> **Exercise objective**
Wherever a line in the data below holds "bearbeiten", copy that line.
* start *
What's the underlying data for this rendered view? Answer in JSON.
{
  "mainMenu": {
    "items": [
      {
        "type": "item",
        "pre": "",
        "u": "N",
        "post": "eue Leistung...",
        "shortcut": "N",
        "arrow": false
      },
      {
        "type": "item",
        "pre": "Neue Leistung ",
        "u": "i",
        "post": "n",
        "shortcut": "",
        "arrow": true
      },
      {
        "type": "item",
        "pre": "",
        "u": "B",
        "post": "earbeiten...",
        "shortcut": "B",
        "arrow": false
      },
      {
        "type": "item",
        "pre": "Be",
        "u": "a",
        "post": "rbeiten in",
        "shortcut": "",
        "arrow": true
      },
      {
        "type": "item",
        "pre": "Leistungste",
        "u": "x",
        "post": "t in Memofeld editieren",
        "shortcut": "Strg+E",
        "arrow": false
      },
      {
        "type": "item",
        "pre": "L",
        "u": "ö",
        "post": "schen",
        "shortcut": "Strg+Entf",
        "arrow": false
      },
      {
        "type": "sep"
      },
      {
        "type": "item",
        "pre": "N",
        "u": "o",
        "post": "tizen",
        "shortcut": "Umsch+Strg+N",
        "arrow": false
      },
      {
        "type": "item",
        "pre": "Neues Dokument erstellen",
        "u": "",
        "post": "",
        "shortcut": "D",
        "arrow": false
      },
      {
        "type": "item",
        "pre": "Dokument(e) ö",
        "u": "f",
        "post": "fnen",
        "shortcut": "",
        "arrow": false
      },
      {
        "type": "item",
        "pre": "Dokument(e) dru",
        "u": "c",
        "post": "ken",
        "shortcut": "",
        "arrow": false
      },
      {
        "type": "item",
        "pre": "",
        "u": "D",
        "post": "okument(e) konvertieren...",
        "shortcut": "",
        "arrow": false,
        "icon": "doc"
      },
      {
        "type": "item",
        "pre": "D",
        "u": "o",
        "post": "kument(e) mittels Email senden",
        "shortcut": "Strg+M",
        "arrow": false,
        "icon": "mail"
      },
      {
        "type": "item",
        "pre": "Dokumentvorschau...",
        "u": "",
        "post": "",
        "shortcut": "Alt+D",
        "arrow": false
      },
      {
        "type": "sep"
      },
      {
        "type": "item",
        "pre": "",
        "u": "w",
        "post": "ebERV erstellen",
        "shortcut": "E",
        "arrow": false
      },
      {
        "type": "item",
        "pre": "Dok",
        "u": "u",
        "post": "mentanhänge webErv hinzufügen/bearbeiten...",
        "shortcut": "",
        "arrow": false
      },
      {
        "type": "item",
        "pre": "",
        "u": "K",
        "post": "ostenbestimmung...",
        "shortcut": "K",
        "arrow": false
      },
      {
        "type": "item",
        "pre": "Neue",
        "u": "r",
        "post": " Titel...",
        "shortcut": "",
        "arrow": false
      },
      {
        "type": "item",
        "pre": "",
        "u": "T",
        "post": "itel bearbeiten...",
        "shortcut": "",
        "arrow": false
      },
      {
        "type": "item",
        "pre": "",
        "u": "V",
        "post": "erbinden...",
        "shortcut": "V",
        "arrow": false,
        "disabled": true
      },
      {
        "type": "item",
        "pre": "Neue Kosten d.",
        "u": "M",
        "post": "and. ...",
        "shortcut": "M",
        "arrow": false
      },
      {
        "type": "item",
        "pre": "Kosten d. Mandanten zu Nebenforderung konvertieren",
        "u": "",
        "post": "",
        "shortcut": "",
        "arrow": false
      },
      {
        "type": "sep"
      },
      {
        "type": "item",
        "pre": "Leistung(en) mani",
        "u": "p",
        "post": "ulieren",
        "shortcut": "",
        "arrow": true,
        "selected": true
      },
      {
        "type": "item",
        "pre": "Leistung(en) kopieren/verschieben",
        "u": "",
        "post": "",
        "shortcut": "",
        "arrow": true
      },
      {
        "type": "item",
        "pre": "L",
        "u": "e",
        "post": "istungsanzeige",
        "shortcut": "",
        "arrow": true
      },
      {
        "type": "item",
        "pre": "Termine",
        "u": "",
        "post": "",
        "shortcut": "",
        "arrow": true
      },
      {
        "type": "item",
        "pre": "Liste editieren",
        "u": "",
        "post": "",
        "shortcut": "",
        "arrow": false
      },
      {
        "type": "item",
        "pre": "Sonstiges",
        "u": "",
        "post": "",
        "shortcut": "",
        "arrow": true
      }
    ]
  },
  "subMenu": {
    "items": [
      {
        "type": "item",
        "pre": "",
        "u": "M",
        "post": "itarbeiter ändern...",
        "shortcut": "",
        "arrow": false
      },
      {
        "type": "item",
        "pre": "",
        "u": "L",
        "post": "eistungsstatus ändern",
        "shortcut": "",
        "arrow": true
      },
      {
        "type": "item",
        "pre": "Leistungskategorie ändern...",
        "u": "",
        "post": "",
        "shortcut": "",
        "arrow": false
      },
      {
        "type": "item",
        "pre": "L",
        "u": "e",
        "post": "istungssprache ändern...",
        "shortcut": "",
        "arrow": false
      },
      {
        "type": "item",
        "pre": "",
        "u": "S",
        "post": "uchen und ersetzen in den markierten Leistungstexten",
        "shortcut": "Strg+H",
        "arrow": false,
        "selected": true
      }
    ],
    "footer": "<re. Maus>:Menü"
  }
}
* end *
> **Complete output**
        "post": "mentanhänge webErv hinzufügen/bearbeiten...",
        "post": "itel bearbeiten...",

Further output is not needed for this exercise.